▸ **STATED PROBLEM**
The exercise asks you to copy every line below in which "color" appears.

▸ **EXERCISE MATERIAL**
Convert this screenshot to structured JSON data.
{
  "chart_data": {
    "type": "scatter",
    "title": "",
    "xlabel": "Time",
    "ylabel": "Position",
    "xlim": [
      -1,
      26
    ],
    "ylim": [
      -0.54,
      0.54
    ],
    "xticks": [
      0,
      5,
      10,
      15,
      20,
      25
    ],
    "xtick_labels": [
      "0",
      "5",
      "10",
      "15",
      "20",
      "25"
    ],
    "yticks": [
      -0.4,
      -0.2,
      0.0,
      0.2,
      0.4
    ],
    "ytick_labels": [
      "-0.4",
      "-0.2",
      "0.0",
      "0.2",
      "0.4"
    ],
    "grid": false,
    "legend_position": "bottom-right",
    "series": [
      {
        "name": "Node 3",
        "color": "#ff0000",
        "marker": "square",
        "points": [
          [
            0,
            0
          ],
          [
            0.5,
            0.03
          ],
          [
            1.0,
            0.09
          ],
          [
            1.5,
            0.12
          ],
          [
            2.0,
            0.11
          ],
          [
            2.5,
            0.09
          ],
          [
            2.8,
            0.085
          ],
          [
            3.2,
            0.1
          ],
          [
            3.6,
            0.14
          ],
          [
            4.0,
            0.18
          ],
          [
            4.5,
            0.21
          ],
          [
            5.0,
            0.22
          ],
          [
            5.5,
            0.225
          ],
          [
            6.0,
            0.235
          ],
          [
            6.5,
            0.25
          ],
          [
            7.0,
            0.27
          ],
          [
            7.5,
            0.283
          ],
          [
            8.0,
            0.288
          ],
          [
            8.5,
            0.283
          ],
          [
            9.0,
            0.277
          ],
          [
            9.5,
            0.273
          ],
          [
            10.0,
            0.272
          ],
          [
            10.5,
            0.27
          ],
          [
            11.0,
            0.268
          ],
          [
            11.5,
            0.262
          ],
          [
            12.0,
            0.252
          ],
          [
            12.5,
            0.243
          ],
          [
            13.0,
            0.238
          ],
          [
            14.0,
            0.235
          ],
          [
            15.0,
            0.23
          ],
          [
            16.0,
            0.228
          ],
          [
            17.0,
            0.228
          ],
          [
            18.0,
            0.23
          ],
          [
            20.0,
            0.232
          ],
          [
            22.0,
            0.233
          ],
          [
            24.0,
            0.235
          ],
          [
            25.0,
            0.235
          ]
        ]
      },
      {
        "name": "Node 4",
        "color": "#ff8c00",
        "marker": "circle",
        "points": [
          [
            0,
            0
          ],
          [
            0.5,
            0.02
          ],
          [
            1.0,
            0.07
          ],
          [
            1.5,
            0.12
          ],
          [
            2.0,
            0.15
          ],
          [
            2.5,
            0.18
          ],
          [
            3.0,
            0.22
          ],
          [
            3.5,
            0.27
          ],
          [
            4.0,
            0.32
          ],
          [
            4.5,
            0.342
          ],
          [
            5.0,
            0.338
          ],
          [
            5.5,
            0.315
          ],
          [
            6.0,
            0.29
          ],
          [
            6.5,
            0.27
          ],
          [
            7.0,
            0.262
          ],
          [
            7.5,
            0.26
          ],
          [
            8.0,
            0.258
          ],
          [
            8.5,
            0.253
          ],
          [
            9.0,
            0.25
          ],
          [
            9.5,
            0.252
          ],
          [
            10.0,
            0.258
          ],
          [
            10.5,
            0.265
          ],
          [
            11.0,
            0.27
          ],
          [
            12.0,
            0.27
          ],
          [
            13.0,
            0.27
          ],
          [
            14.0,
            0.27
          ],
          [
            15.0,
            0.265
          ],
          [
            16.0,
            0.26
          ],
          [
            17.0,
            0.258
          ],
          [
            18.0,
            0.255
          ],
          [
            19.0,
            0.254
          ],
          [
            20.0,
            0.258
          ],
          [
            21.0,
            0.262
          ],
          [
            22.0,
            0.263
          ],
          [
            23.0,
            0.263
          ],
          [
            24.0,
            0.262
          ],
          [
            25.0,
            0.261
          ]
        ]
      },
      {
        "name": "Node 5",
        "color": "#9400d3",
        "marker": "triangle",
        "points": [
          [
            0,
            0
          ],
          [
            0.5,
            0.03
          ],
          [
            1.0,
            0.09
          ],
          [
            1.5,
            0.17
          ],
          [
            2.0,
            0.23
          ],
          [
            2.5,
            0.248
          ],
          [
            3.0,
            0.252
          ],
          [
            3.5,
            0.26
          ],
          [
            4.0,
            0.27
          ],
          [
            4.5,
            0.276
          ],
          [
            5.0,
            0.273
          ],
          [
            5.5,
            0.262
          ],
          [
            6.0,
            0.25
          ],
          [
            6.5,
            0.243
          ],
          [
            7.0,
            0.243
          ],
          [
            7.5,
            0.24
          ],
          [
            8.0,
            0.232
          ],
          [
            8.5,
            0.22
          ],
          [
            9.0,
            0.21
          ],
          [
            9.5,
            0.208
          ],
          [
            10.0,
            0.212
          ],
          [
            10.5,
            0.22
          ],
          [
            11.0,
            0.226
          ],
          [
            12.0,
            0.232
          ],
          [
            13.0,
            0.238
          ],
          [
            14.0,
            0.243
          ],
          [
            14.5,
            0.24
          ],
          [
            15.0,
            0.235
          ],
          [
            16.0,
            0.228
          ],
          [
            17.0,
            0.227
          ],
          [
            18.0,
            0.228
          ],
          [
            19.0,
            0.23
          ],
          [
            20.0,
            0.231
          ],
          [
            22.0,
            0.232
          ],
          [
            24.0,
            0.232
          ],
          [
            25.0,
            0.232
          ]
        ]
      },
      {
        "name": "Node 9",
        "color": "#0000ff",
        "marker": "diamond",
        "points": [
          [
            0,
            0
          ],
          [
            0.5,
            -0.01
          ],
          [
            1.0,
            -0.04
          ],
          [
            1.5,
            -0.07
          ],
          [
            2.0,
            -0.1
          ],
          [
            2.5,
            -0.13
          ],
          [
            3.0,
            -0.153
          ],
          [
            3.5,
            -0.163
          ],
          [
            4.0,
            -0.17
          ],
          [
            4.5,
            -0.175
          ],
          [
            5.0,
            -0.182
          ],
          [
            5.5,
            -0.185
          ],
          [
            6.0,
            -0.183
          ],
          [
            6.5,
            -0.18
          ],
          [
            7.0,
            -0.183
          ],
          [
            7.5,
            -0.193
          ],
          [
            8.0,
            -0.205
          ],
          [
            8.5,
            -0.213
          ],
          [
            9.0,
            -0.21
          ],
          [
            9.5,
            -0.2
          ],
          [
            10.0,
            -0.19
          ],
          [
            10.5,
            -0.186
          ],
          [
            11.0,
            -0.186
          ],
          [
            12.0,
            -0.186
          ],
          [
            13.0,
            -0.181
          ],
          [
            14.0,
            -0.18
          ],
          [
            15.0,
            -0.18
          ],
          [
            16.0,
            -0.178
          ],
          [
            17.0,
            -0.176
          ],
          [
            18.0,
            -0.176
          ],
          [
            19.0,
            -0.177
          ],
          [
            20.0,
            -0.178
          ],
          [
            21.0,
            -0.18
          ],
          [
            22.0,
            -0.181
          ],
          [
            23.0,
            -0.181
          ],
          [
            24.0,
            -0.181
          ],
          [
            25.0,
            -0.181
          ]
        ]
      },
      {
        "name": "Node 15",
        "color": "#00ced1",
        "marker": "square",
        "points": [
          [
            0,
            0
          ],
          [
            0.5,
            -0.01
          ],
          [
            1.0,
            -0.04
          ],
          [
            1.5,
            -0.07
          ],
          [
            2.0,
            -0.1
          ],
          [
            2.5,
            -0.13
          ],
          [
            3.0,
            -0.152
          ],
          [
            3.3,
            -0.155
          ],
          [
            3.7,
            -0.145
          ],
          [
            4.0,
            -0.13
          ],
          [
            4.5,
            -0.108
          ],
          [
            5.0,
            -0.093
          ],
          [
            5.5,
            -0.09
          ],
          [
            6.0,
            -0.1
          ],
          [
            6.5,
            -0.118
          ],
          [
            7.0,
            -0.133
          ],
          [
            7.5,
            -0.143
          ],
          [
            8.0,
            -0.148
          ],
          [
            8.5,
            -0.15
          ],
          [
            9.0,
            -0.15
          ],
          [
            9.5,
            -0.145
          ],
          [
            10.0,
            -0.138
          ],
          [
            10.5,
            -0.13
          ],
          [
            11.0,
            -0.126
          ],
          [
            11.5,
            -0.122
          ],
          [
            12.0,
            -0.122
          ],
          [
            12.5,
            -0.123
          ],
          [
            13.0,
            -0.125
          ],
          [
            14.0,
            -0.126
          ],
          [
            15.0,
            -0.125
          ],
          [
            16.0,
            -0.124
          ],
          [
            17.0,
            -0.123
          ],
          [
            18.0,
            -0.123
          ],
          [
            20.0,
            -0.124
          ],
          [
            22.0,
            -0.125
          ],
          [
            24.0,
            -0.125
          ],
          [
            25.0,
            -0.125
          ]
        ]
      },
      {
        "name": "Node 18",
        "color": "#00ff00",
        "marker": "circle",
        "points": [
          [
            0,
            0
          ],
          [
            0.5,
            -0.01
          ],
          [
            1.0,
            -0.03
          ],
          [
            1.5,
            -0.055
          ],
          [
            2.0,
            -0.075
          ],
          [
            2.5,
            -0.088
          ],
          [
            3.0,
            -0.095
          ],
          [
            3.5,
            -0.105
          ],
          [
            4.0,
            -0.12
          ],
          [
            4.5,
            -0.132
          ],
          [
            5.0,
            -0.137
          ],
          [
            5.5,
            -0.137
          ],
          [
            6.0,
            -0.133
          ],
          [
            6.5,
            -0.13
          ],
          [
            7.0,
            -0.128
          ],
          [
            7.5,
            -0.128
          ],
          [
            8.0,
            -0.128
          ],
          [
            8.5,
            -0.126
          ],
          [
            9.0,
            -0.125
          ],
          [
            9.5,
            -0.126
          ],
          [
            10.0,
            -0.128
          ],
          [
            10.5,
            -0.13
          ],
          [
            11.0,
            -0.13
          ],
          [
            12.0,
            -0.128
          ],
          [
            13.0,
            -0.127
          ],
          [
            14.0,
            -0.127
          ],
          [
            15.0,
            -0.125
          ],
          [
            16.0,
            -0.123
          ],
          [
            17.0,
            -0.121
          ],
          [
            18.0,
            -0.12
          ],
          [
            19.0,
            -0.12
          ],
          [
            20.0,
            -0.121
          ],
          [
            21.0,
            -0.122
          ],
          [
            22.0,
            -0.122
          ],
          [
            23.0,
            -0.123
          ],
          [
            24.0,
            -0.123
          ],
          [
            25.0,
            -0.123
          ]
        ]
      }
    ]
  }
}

▸ **THE RESPONSE**
        "color": "#ff0000",
        "color": "#ff8c00",
        "color": "#9400d3",
        "color": "#0000ff",
        "color": "#00ced1",
        "color": "#00ff00",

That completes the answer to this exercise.